Exercise aim:
Read the lines that follow and pick out every one containing the word "Mode".

(Records from a collection of figures)
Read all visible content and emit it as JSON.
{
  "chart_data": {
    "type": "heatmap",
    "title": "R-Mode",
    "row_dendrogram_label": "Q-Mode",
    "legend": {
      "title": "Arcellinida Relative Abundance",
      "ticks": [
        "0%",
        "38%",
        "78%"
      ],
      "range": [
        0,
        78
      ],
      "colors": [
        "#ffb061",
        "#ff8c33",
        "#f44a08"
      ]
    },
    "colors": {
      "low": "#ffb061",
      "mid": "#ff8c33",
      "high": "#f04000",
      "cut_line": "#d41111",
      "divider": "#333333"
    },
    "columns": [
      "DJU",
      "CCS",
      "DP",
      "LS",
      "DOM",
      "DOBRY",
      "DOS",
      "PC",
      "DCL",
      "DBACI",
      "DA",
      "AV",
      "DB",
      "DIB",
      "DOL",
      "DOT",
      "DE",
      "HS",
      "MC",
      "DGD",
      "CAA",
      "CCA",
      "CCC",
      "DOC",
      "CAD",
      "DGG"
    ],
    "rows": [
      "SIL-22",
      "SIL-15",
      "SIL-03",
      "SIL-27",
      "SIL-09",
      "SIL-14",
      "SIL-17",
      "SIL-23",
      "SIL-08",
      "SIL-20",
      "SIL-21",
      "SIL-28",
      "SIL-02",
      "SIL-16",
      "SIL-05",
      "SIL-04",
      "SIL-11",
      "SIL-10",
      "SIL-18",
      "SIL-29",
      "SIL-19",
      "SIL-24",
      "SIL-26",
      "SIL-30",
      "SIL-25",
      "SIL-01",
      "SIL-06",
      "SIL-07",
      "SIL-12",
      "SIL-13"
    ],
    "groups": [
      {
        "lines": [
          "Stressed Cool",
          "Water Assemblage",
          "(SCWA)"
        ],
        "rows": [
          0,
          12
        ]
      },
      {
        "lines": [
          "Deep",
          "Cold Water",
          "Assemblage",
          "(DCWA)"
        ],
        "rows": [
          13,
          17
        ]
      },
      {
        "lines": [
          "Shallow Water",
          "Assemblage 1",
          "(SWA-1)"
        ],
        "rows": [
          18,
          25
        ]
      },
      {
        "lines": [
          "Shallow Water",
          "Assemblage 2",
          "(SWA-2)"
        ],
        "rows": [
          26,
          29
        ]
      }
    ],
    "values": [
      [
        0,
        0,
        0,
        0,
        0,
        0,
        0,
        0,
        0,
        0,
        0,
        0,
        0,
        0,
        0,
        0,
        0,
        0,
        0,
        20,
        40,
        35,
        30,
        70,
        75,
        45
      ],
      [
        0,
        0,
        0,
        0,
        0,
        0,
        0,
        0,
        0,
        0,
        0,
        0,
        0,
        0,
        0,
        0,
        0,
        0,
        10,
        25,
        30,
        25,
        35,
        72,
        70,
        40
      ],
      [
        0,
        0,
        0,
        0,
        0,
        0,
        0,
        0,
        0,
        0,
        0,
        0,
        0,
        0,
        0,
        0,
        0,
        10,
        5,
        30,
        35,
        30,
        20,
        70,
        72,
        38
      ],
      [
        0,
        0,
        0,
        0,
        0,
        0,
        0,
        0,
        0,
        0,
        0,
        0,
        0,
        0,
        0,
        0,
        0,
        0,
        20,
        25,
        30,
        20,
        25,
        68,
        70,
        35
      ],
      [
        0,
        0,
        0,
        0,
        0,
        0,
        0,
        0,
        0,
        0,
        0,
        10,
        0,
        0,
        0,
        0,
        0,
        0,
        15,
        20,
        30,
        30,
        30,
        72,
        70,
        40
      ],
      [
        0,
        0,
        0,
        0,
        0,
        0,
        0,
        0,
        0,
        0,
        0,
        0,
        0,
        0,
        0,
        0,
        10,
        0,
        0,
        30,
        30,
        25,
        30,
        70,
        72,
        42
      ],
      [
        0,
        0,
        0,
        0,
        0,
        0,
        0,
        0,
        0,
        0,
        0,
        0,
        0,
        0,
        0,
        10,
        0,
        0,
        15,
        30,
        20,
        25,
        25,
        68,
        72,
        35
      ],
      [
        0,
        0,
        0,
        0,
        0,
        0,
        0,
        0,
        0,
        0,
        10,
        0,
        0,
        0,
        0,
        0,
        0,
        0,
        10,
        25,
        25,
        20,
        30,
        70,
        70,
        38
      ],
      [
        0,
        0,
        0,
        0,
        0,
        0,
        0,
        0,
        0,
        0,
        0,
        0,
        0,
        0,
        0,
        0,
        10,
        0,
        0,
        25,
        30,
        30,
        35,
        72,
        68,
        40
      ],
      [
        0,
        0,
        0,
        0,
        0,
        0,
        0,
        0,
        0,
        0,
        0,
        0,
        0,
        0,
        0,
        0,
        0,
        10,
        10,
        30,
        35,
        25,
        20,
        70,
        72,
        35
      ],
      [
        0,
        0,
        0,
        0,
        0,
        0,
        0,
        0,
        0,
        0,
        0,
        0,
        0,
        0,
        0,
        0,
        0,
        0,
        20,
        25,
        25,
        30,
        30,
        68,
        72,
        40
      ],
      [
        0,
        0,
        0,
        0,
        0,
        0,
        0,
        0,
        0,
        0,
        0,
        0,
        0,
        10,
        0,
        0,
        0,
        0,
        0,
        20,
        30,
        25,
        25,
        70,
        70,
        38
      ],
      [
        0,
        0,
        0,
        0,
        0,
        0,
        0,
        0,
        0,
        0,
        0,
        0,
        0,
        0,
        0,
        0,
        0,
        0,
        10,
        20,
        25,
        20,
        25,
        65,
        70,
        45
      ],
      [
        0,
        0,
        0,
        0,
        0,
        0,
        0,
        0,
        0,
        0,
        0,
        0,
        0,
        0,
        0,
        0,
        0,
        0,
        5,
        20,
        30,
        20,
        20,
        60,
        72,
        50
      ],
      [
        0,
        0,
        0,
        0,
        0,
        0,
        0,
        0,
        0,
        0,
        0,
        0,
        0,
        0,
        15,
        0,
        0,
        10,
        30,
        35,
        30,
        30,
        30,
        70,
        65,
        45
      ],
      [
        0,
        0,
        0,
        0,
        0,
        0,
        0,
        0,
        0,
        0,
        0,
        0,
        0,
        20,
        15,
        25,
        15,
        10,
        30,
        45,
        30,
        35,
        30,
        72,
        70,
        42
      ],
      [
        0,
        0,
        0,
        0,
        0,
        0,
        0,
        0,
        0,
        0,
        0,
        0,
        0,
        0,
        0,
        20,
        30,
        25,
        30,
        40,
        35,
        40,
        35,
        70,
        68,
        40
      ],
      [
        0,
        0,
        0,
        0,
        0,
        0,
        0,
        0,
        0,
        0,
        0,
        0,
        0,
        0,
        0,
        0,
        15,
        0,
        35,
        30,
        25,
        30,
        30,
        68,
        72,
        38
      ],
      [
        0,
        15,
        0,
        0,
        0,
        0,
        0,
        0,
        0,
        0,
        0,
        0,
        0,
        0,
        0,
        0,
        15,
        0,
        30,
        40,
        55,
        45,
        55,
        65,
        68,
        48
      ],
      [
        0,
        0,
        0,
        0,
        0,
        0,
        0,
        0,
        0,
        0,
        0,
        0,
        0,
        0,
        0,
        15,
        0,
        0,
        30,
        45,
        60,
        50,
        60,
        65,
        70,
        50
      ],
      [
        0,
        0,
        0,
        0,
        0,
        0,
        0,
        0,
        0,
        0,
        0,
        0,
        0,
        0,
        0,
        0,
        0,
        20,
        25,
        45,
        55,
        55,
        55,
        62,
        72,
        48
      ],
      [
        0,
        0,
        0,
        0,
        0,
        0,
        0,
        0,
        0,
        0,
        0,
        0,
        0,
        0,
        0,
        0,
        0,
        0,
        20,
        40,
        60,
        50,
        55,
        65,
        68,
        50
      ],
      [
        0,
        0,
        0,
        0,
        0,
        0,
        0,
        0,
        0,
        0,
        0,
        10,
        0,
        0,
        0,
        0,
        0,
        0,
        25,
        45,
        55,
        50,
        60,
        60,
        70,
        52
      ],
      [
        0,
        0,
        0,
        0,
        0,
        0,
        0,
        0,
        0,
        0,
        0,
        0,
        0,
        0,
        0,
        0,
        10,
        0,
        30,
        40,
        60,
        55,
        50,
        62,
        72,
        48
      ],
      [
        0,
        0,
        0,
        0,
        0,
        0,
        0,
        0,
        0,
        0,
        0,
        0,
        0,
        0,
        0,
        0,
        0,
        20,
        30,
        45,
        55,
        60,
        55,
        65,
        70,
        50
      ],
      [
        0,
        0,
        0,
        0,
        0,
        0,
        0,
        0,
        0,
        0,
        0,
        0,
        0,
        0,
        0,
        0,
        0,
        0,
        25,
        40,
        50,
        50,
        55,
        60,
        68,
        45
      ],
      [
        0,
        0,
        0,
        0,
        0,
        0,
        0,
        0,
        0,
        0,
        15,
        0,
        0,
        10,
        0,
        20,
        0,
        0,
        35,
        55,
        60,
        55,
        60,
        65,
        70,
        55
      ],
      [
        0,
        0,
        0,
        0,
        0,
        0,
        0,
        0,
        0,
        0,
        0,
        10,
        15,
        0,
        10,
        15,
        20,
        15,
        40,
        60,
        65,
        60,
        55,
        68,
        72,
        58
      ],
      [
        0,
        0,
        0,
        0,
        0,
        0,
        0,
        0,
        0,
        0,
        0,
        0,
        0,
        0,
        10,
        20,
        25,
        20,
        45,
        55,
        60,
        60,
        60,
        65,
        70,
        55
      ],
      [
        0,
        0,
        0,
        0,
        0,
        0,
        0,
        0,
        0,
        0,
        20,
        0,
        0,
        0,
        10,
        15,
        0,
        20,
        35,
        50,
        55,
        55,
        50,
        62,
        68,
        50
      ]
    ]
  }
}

The reply:
    "title": "R-Mode",
    "row_dendrogram_label": "Q-Mode",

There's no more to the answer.